##### Document source #####

Les négociations entreprises avec la société Primark Italy ont abouti à la conclusion d’un accord transactionnel, suivant procès-verbal de conciliation conclu à [Localité 6] le 12 septembre 2018, allouant à M. [R] [G] une indemnité de 145.000 euros, outre une contribution au paiement des honoraires d’avocat pour un montant de 19.032 euros toutes taxes comprises.
Par la suite, ayant perçu cette indemnité, suivant un courriel daté du 11 octobre 2018, M. [R] [G] a chargé Me [E] [T] d’engager une nouvelle action, envisagée cette fois-ci devant une juridiction française contre le Groupe Primark.
Me [E] [T] a alors entrepris de rédiger un projet de requête introductive d’instance par-devant un conseil de prud’hommes qui visait à faire bénéficier son client des dispositions de l’article L. 1231-5 du code du travail en ce qu’il prévoit que : ‘ Lorsqu’un salarié engagé par une société mère a été mis à la disposition d’une filiale étrangère et qu’un contrat de travail a été conclu avec cette dernière, la société mère assure son rapatriement en cas de licenciement par la filiale et lui procure un nouvel emploi compatible avec l’importance de ses précédentes fonctions en son sein.[…]’.
Les nouvelles factures émises par Me [E] [T] les 02 novembre et 30 novembre 2018 sont par la suite demeurées impayées et l’action n’a pas été engagée.
C’est dans ces conditions que suivant lettre recommandée en date du 02 octobre 2019, Me [E] [T] a saisi le bâtonnier de l’ordre des avocats, d’une demande tendant à la fixation des honoraires lui étant dus par M. [R] [G] à hauteur de 9.206,70 euros outre ‘la TVA italienne au taux de 22 %’, ainsi qu’à la condamnation de celui-ci au paiement de débours de 31,95 euros et de 2.000 euros sur fondement de l’article 700 du code de procédure civile.

##### Liste des données #####

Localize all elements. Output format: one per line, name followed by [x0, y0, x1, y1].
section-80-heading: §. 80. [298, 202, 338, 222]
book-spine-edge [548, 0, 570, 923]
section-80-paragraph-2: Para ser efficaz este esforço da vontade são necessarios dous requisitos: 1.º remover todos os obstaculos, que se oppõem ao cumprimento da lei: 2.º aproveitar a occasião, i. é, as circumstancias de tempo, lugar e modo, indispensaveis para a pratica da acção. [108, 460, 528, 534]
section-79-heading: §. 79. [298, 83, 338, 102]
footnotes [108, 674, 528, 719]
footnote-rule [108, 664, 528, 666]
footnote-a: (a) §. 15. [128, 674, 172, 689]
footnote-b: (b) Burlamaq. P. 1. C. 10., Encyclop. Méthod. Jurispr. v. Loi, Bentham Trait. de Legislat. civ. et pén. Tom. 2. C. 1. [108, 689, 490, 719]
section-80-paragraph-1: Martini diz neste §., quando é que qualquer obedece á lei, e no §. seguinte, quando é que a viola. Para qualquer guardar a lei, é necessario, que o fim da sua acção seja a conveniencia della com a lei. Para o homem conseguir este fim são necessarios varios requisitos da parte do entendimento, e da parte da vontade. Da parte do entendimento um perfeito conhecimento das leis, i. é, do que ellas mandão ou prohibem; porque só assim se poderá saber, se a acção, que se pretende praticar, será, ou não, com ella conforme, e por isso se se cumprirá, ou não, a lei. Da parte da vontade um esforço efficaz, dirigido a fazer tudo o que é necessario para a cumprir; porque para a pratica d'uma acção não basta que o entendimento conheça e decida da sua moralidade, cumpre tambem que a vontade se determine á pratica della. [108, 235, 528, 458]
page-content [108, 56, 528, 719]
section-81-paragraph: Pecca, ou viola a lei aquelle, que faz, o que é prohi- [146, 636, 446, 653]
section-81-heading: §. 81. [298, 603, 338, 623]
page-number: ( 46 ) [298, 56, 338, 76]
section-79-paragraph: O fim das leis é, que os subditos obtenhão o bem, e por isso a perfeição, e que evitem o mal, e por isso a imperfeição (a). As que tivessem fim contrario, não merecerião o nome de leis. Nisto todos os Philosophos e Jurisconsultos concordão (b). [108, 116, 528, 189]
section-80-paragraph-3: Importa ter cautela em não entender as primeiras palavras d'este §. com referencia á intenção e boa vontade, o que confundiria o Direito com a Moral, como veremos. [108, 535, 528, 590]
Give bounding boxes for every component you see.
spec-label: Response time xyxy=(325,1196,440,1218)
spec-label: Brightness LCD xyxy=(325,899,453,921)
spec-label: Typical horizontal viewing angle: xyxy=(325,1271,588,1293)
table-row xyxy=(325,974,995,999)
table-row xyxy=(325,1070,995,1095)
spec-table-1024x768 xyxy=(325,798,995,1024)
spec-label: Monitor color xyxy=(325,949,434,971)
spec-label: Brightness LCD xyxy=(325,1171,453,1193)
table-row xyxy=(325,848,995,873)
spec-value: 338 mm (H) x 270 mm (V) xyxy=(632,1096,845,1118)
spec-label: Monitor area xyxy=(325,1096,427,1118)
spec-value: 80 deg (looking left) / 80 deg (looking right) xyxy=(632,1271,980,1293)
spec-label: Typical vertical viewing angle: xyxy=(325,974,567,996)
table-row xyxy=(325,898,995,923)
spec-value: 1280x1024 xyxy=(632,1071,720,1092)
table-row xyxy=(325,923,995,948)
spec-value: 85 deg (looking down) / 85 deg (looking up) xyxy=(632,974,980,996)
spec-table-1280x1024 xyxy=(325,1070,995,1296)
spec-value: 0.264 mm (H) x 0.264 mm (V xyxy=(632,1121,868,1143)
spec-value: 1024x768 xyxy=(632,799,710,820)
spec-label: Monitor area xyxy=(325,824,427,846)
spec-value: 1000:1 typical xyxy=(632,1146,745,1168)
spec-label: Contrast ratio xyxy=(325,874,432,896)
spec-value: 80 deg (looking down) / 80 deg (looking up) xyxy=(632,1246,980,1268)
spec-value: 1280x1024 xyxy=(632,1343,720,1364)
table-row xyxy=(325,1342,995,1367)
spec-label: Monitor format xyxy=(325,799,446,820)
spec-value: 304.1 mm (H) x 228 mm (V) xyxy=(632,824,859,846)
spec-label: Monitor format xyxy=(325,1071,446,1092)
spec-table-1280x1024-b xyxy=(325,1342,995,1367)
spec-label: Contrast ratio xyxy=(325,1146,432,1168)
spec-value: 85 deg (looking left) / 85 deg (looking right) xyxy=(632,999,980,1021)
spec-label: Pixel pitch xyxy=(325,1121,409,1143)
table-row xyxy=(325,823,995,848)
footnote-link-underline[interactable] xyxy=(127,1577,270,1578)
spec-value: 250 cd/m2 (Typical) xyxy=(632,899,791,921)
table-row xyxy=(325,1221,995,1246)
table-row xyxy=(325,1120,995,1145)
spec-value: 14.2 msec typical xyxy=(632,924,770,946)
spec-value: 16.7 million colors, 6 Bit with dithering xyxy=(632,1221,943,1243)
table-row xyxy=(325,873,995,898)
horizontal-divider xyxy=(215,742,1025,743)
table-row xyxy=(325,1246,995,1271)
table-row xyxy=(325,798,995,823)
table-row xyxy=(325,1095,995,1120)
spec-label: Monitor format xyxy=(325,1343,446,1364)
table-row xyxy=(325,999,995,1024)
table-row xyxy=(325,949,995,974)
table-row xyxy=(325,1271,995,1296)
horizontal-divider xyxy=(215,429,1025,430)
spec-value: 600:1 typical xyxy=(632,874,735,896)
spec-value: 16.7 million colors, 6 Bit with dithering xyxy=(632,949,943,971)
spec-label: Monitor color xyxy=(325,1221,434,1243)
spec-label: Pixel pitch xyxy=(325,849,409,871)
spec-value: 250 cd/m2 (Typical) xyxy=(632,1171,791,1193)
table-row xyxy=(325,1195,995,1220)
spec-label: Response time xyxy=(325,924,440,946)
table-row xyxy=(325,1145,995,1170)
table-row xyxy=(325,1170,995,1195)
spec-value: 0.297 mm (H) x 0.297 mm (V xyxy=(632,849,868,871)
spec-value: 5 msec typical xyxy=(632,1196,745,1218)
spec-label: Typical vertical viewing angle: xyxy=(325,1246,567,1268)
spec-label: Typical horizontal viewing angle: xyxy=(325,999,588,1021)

#####

» Consigne:
D'après le document source :
(a) Quel montant d'indemnité l'accord transactionnel du 12 septembre 2018 alloue-t-il ?
(b) À quelles dates ont été émises les nouvelles factures restées impayées ?
(c) Quel article du code du travail le projet de requête visait-il à faire appliquer ?
La liste n'a aucun rapport avec le document source.

» Réponse:
(a) 145.000 euros.
(b) Les 02 novembre et 30 novembre 2018.
(c) L'article L. 1231-5.